#### PROMPT
Please repeat the records word for word and skip the pictures.

#### MATERIAL PROVIDED
--------

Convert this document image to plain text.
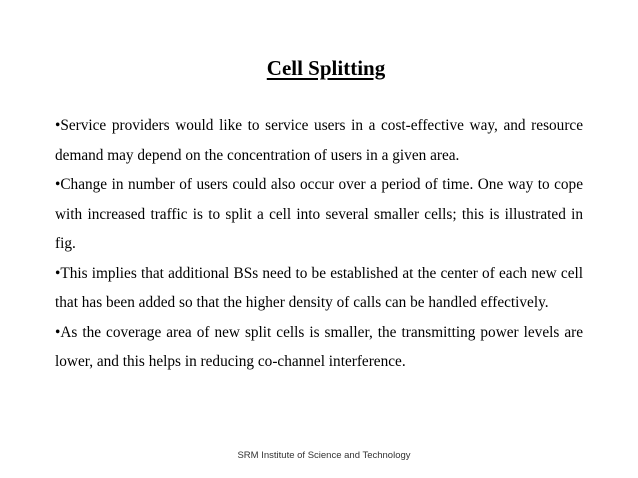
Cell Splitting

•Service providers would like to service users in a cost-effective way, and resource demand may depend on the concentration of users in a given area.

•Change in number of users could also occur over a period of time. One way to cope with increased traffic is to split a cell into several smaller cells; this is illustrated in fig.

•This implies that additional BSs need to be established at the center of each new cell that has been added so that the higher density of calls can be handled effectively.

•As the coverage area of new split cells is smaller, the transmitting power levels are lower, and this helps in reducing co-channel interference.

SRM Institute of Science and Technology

--------

#### SOLUTION FOR THIS EXERCISE
Convert this document image to plain text.
Cell Splitting

•Service providers would like to service users in a cost-effective way, and resource demand may depend on the concentration of users in a given area.

•Change in number of users could also occur over a period of time. One way to cope with increased traffic is to split a cell into several smaller cells; this is illustrated in fig.

•This implies that additional BSs need to be established at the center of each new cell that has been added so that the higher density of calls can be handled effectively.

•As the coverage area of new split cells is smaller, the transmitting power levels are lower, and this helps in reducing co-channel interference.

SRM Institute of Science and Technology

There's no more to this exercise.